(Dataset excerpts)

[start]

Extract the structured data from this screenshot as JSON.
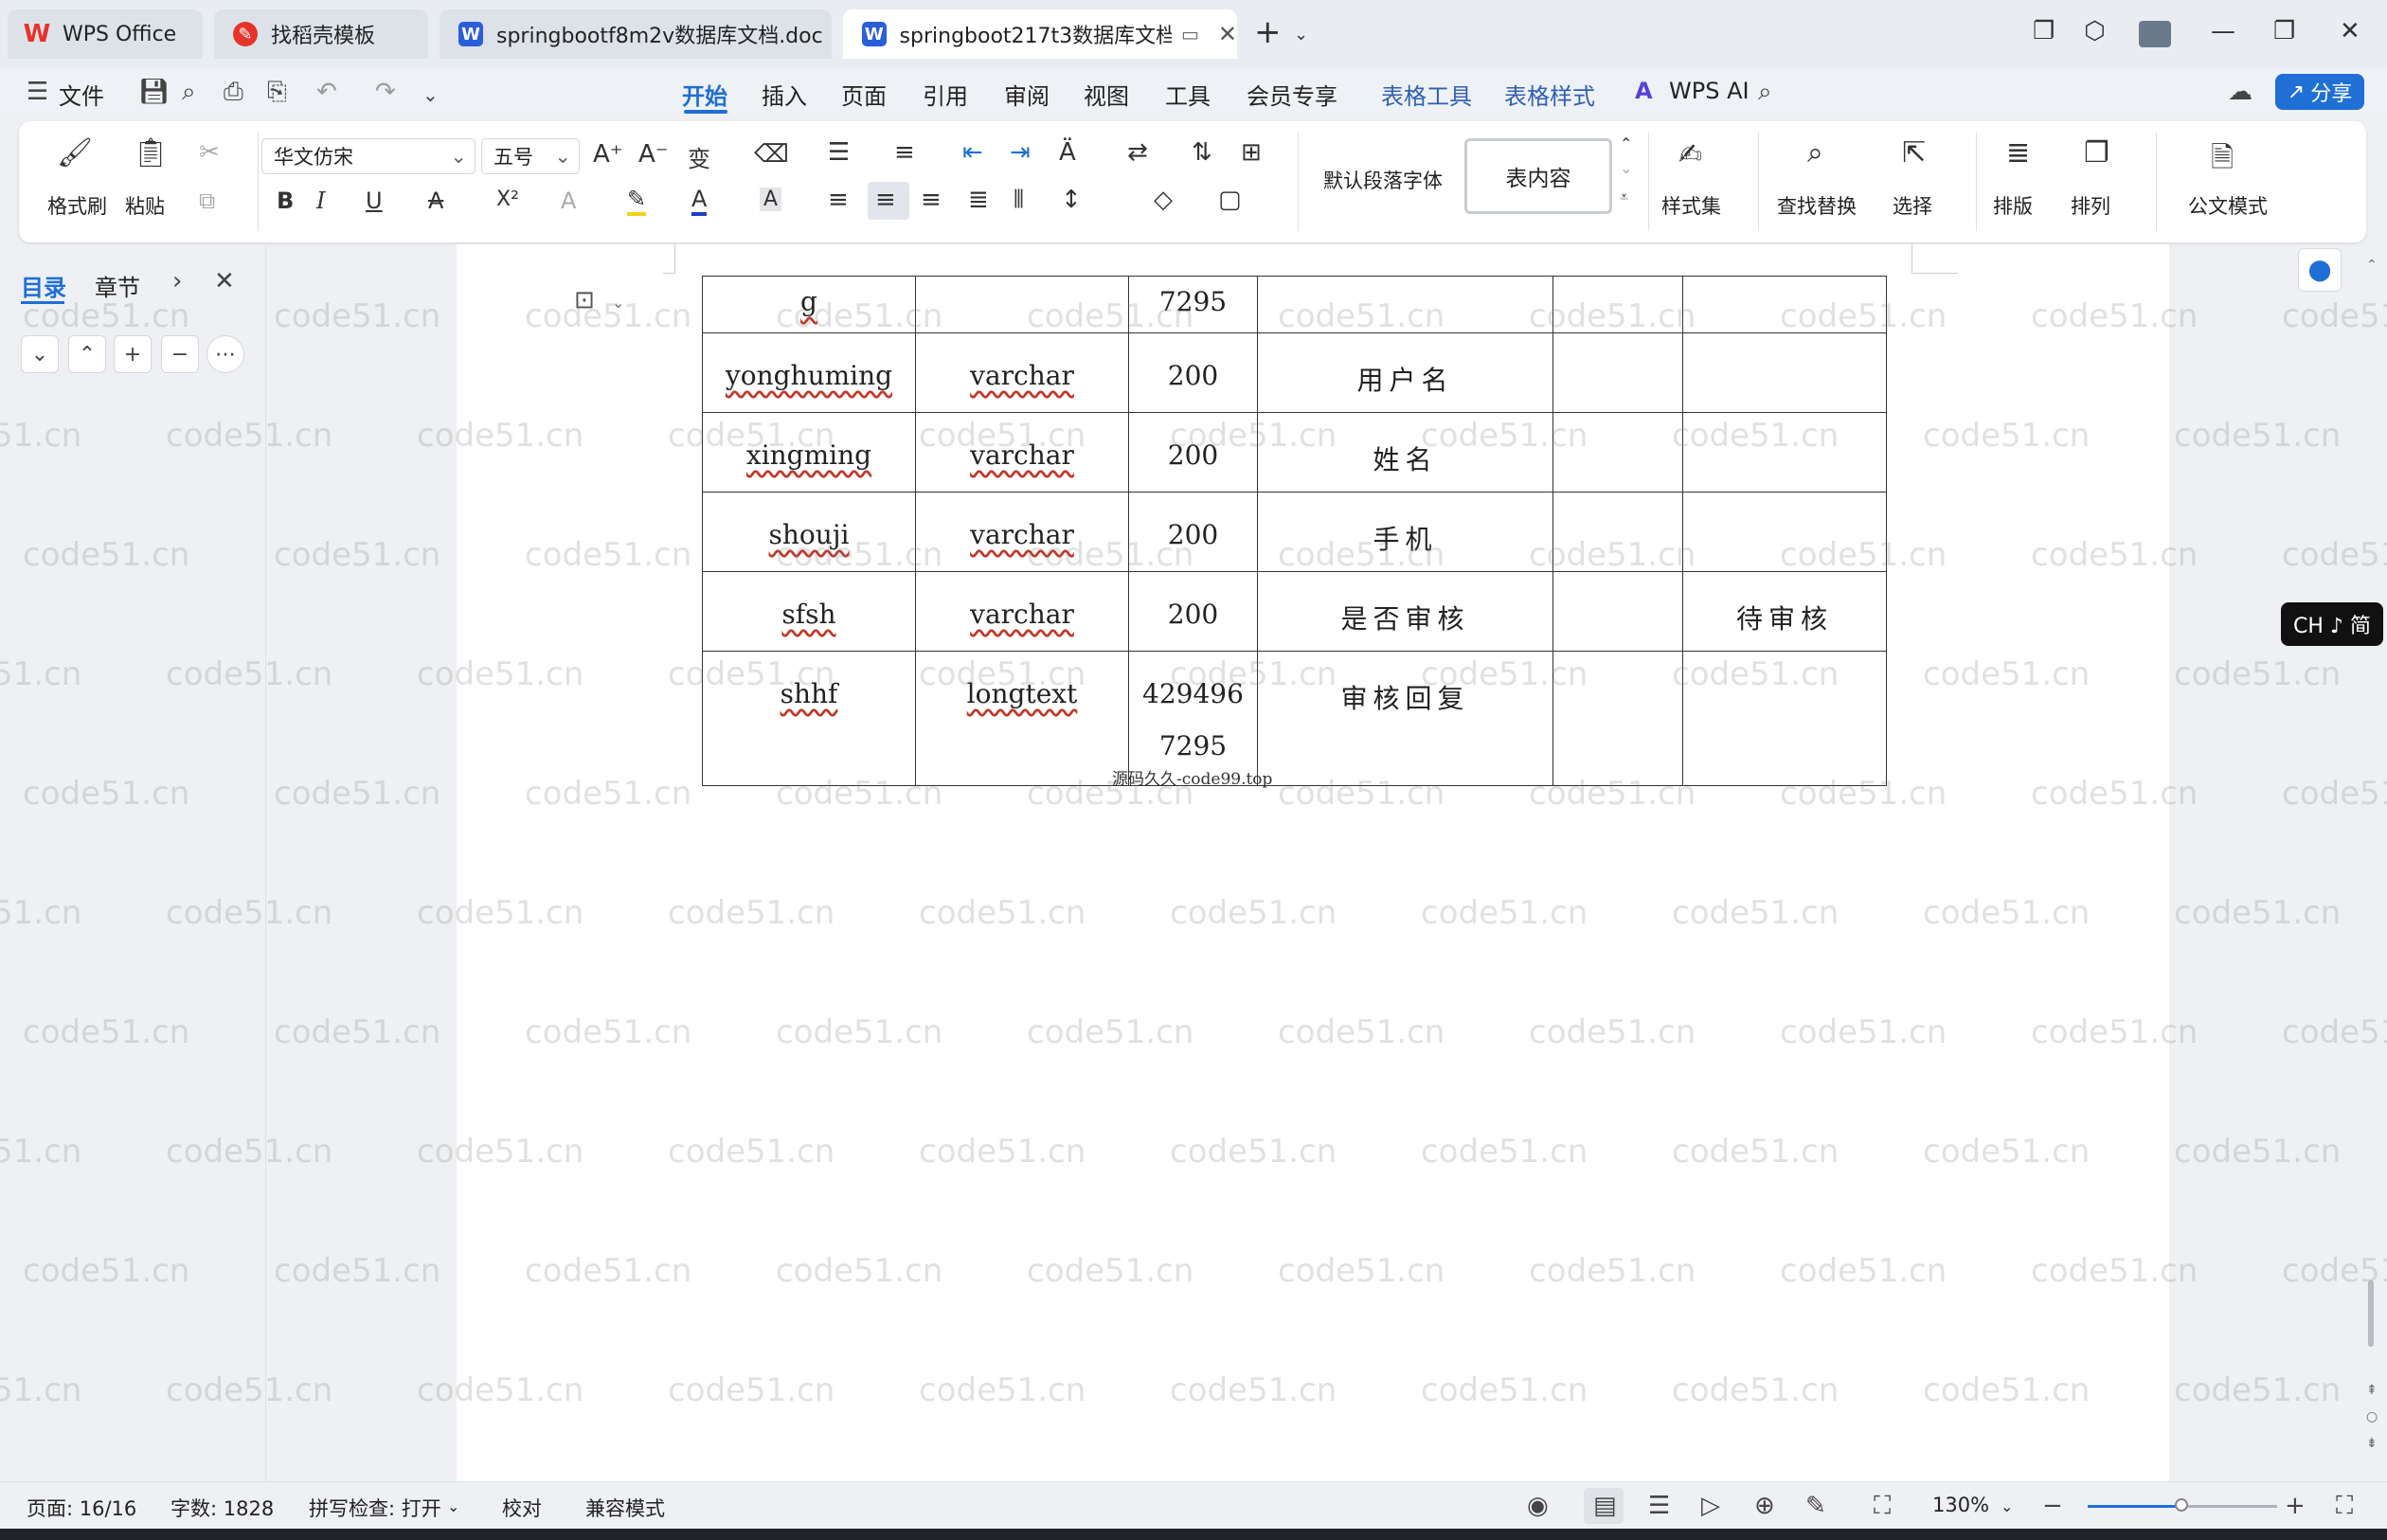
{
  "tabs": [
    {
      "label": "WPS Office",
      "icon": "wps-logo-icon",
      "color": "#e8332a"
    },
    {
      "label": "找稻壳模板",
      "icon": "docer-icon",
      "color": "#e8332a"
    },
    {
      "label": "springbootf8m2v数据库文档.doc",
      "icon": "word-doc-icon",
      "color": "#2b5fd9"
    },
    {
      "label": "springboot217t3数据库文档",
      "icon": "word-doc-icon",
      "color": "#2b5fd9"
    }
  ],
  "menu": {
    "file": "文件",
    "items": [
      "开始",
      "插入",
      "页面",
      "引用",
      "审阅",
      "视图",
      "工具",
      "会员专享"
    ],
    "active": "开始",
    "context_items": [
      "表格工具",
      "表格样式"
    ],
    "wps_ai": "WPS AI",
    "share": "分享"
  },
  "ribbon": {
    "format_painter": "格式刷",
    "paste": "粘贴",
    "font_name": "华文仿宋",
    "font_size": "五号",
    "style_default": "默认段落字体",
    "style_current": "表内容",
    "styles_set": "样式集",
    "find_replace": "查找替换",
    "select": "选择",
    "layout": "排版",
    "arrange": "排列",
    "official_mode": "公文模式"
  },
  "nav": {
    "toc": "目录",
    "chapter": "章节"
  },
  "table": {
    "rows": [
      [
        "g",
        "",
        "7295",
        "",
        "",
        ""
      ],
      [
        "yonghuming",
        "varchar",
        "200",
        "用户名",
        "",
        ""
      ],
      [
        "xingming",
        "varchar",
        "200",
        "姓名",
        "",
        ""
      ],
      [
        "shouji",
        "varchar",
        "200",
        "手机",
        "",
        ""
      ],
      [
        "sfsh",
        "varchar",
        "200",
        "是否审核",
        "",
        "待审核"
      ],
      [
        "shhf",
        "longtext",
        "429496",
        "审核回复",
        "",
        ""
      ]
    ],
    "last_row_extra": "7295",
    "footer_text": "源码久久-code99.top"
  },
  "ime": "CH ♪ 简",
  "status": {
    "page": "页面: 16/16",
    "words": "字数: 1828",
    "spell": "拼写检查: 打开",
    "proof": "校对",
    "compat": "兼容模式",
    "zoom": "130%"
  },
  "watermark": "code51.cn",
  "colors": {
    "accent": "#1f6fd6",
    "context_tab": "#2f5fb3",
    "share_bg": "#1f6fd6"
  }
}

[end]

● Problem
Can you repeat every record above exactly, apart from the pictures?

● Answer in full
Extract the structured data from this screenshot as JSON.
{
  "tabs": [
    {
      "label": "WPS Office",
      "icon": "wps-logo-icon",
      "color": "#e8332a"
    },
    {
      "label": "找稻壳模板",
      "icon": "docer-icon",
      "color": "#e8332a"
    },
    {
      "label": "springbootf8m2v数据库文档.doc",
      "icon": "word-doc-icon",
      "color": "#2b5fd9"
    },
    {
      "label": "springboot217t3数据库文档",
      "icon": "word-doc-icon",
      "color": "#2b5fd9"
    }
  ],
  "menu": {
    "file": "文件",
    "items": [
      "开始",
      "插入",
      "页面",
      "引用",
      "审阅",
      "视图",
      "工具",
      "会员专享"
    ],
    "active": "开始",
    "context_items": [
      "表格工具",
      "表格样式"
    ],
    "wps_ai": "WPS AI",
    "share": "分享"
  },
  "ribbon": {
    "format_painter": "格式刷",
    "paste": "粘贴",
    "font_name": "华文仿宋",
    "font_size": "五号",
    "style_default": "默认段落字体",
    "style_current": "表内容",
    "styles_set": "样式集",
    "find_replace": "查找替换",
    "select": "选择",
    "layout": "排版",
    "arrange": "排列",
    "official_mode": "公文模式"
  },
  "nav": {
    "toc": "目录",
    "chapter": "章节"
  },
  "table": {
    "rows": [
      [
        "g",
        "",
        "7295",
        "",
        "",
        ""
      ],
      [
        "yonghuming",
        "varchar",
        "200",
        "用户名",
        "",
        ""
      ],
      [
        "xingming",
        "varchar",
        "200",
        "姓名",
        "",
        ""
      ],
      [
        "shouji",
        "varchar",
        "200",
        "手机",
        "",
        ""
      ],
      [
        "sfsh",
        "varchar",
        "200",
        "是否审核",
        "",
        "待审核"
      ],
      [
        "shhf",
        "longtext",
        "429496",
        "审核回复",
        "",
        ""
      ]
    ],
    "last_row_extra": "7295",
    "footer_text": "源码久久-code99.top"
  },
  "ime": "CH ♪ 简",
  "status": {
    "page": "页面: 16/16",
    "words": "字数: 1828",
    "spell": "拼写检查: 打开",
    "proof": "校对",
    "compat": "兼容模式",
    "zoom": "130%"
  },
  "watermark": "code51.cn",
  "colors": {
    "accent": "#1f6fd6",
    "context_tab": "#2f5fb3",
    "share_bg": "#1f6fd6"
  }
}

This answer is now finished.